Task directions » Below are the entries; state how many of their lines contain the string "Sales", and nothing more.

+++ Provided information

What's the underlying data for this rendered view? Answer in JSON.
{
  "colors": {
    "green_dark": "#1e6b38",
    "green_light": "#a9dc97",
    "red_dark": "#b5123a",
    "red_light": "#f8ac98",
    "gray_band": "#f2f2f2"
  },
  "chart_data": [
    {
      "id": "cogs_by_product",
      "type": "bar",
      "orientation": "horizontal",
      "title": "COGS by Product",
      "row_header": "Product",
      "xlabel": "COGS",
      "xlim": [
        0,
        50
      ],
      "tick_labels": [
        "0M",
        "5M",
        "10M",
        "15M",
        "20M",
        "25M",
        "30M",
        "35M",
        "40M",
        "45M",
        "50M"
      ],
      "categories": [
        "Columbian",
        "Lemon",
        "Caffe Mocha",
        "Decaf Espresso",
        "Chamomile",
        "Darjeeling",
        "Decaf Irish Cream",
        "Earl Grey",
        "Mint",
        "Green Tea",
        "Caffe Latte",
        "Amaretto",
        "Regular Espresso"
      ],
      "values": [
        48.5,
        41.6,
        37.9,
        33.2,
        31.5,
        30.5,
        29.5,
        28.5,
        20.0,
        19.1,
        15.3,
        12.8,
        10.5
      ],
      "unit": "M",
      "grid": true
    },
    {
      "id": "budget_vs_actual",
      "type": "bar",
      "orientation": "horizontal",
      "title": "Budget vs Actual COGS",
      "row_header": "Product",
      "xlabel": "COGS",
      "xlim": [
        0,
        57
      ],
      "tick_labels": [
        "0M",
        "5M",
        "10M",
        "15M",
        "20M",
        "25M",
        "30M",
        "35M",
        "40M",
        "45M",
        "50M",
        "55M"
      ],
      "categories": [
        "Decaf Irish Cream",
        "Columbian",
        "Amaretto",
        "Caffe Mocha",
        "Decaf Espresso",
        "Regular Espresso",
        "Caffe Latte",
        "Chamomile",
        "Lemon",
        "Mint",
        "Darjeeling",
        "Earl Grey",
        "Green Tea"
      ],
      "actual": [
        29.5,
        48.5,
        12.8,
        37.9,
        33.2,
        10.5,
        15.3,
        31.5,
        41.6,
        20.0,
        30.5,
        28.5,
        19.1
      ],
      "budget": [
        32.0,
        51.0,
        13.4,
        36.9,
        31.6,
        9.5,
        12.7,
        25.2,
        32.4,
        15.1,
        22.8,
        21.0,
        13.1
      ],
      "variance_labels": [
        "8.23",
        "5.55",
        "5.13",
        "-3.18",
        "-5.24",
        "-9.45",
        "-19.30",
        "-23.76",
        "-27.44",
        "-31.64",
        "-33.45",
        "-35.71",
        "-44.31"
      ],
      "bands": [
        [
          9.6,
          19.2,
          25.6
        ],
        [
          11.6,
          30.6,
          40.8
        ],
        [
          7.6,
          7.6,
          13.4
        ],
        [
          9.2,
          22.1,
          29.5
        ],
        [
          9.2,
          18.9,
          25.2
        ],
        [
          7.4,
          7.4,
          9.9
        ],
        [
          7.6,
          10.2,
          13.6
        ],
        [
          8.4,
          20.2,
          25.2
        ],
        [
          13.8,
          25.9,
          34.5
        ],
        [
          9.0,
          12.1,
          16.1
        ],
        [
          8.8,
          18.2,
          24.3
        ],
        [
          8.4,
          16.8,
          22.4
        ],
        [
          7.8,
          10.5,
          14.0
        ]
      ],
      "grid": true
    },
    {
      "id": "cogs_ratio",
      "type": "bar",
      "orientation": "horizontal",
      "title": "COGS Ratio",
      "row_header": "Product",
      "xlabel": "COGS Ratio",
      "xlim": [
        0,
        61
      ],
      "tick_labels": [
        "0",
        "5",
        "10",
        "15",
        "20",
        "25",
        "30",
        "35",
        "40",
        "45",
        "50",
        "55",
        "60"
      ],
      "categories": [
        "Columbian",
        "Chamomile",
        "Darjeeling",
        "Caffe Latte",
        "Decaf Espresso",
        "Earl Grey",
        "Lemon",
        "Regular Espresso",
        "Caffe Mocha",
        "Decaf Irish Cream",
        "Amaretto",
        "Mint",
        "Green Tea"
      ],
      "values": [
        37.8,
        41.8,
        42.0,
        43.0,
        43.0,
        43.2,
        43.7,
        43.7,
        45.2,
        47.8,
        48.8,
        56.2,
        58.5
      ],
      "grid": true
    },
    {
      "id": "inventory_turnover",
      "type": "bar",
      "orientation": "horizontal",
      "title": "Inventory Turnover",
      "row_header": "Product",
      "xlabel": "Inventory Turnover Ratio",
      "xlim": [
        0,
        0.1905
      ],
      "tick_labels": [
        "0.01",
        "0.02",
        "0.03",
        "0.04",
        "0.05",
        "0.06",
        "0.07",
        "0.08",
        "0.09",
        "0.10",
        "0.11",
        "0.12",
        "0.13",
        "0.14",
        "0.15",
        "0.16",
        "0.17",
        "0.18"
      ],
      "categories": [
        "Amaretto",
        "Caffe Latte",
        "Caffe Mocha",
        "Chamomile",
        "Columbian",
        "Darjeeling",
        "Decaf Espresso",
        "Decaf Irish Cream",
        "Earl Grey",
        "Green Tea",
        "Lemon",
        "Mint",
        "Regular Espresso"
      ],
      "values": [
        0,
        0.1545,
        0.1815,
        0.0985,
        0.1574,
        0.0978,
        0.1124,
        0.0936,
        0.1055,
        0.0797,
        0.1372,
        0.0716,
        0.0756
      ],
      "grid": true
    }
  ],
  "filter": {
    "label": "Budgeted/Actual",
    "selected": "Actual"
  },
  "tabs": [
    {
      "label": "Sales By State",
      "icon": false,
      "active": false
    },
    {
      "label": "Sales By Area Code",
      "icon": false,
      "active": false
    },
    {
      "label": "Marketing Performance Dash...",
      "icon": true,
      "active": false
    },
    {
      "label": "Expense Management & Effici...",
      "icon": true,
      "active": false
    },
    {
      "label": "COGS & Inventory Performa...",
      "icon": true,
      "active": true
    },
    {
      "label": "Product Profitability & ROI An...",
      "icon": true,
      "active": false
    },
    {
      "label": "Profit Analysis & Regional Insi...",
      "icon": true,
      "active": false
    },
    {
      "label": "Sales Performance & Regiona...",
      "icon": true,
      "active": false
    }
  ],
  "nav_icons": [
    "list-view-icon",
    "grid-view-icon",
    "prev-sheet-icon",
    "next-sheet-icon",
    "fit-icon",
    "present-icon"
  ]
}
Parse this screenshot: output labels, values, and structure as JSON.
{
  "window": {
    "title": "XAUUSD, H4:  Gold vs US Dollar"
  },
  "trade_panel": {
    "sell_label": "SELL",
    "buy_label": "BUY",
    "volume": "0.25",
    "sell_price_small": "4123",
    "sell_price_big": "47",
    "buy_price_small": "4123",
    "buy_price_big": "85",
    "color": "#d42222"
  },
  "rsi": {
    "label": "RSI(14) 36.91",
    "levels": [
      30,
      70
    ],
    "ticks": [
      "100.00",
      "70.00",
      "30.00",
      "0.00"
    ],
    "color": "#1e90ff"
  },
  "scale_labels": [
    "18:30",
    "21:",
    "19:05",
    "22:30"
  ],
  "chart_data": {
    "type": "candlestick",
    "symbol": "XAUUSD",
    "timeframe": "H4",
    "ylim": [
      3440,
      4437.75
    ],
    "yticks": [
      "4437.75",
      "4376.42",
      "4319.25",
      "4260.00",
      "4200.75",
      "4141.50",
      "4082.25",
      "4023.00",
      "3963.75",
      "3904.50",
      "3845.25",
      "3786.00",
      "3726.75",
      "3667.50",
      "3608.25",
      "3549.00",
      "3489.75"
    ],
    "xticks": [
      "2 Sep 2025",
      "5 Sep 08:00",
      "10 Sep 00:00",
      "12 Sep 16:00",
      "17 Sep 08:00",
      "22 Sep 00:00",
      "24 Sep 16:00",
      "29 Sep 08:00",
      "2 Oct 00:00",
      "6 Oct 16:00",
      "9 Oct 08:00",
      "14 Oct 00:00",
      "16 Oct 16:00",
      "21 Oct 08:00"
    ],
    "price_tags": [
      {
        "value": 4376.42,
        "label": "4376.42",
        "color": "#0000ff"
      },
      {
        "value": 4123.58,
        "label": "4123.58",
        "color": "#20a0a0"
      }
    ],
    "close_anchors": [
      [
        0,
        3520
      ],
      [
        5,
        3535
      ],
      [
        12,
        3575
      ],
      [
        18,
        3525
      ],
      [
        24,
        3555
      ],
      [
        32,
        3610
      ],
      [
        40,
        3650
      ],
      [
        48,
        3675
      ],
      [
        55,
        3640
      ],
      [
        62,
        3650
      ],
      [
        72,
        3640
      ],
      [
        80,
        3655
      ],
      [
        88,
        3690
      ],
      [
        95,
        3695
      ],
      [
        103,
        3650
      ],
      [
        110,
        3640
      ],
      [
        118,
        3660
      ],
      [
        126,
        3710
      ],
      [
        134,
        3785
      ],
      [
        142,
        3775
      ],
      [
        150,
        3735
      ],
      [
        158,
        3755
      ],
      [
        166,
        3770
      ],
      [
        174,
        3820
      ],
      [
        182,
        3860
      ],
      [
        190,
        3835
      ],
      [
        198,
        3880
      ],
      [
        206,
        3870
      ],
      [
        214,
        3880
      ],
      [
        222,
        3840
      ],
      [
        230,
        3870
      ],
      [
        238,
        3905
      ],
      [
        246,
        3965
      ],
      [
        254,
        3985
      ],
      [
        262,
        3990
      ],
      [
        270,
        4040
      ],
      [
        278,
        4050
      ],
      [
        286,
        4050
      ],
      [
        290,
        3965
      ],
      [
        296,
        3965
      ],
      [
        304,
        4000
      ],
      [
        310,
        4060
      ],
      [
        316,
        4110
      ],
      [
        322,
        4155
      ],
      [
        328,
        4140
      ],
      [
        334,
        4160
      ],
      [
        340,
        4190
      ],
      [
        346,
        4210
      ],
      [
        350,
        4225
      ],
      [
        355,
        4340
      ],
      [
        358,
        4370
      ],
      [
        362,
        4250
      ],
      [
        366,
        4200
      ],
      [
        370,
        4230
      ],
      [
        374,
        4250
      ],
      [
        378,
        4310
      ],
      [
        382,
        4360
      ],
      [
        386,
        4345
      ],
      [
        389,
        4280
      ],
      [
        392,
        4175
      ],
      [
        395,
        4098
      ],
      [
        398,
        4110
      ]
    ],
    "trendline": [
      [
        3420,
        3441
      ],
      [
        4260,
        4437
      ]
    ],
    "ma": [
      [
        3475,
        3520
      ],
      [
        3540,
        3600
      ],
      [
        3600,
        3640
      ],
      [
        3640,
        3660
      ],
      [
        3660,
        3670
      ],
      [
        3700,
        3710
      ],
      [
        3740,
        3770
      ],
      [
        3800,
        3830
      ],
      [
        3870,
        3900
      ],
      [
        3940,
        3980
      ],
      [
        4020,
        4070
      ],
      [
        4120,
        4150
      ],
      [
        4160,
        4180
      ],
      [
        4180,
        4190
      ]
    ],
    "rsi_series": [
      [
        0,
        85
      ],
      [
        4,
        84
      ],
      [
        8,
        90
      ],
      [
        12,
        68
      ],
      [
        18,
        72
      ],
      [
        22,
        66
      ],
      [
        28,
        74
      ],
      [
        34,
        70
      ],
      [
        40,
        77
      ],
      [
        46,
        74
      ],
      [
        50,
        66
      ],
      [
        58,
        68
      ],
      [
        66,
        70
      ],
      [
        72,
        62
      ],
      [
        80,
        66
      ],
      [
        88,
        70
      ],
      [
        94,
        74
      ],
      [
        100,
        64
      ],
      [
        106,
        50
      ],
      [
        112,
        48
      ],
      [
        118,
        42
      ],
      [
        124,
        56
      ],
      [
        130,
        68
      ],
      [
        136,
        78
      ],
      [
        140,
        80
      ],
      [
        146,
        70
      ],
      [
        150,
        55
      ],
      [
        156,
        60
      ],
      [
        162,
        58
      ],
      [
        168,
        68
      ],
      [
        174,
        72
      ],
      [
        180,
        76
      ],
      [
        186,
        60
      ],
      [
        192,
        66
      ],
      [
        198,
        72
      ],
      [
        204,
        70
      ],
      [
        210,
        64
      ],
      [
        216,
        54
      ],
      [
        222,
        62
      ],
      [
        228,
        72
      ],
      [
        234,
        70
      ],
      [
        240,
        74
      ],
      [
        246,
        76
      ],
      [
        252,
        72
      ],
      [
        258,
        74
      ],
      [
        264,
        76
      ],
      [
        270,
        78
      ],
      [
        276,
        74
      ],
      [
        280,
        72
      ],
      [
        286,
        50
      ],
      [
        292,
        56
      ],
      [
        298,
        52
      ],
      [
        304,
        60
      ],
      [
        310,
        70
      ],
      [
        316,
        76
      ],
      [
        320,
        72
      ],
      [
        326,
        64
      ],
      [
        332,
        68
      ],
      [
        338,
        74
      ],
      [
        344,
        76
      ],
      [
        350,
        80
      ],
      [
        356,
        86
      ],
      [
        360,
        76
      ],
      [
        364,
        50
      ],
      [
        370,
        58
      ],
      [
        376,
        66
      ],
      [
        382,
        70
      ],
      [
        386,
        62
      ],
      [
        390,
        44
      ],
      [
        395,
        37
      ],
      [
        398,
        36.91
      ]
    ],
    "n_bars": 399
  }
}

++++++

Final answer » 3